* EXERCISE OBJECTIVE
Copy out each line that has "Access" in it.

** start INPUT RECORDS **

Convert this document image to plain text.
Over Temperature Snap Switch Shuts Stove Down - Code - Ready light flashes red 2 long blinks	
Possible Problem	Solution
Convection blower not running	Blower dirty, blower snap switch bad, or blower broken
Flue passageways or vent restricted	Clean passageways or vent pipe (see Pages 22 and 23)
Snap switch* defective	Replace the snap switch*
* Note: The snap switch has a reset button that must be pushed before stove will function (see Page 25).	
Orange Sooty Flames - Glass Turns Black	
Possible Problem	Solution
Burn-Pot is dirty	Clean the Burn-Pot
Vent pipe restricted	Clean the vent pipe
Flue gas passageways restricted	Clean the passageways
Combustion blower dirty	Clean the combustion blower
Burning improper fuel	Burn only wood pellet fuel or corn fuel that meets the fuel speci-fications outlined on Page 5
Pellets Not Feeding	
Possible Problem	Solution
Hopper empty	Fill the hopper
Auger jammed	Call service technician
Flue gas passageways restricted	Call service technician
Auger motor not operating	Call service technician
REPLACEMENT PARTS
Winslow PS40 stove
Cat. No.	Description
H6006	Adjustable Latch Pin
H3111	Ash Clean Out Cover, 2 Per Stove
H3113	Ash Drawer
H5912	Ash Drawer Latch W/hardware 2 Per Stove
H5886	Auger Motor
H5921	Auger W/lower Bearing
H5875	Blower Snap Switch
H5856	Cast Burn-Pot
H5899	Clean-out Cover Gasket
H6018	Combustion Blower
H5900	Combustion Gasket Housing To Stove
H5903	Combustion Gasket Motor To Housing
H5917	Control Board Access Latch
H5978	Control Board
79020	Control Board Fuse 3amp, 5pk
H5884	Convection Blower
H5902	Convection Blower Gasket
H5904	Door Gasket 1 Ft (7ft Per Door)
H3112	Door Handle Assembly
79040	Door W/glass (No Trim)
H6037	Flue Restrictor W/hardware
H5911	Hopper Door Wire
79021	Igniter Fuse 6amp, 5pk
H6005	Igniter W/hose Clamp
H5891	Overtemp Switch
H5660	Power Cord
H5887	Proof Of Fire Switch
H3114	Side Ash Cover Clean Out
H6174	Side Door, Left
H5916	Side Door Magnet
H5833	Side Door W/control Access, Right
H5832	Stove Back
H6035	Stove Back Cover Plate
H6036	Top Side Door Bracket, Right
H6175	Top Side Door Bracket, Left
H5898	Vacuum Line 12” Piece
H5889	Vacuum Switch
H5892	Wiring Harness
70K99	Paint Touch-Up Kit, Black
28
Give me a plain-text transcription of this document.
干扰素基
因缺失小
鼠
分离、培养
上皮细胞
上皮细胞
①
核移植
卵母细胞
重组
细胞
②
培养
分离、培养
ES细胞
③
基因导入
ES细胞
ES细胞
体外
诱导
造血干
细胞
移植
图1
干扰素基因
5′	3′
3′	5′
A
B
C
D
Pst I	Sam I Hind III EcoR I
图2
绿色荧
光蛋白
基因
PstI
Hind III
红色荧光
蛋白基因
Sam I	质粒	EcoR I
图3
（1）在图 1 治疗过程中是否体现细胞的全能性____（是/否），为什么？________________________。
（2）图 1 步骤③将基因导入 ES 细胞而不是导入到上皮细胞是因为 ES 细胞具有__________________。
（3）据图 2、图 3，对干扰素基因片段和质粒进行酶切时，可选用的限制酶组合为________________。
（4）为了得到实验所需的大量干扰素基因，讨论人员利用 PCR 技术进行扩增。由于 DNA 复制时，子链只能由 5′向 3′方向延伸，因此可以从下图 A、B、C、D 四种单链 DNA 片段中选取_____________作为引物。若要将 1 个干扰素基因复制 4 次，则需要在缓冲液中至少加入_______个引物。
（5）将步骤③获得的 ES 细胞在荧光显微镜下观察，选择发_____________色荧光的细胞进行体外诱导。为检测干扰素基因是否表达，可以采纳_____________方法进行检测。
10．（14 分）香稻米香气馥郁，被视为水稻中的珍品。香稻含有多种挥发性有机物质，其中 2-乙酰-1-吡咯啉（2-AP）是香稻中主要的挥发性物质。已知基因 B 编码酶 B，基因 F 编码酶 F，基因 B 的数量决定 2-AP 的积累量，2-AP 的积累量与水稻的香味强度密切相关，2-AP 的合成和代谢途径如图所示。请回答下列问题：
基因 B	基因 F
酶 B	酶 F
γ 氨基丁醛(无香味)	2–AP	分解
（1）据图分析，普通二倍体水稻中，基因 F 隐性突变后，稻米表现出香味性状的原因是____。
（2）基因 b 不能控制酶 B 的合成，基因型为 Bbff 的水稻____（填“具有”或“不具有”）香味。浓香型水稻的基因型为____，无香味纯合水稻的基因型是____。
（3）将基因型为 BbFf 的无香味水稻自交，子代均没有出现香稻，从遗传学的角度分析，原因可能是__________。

** end INPUT RECORDS **

* RESPONSE
H5917	Control Board Access Latch
H5833	Side Door W/control Access, Right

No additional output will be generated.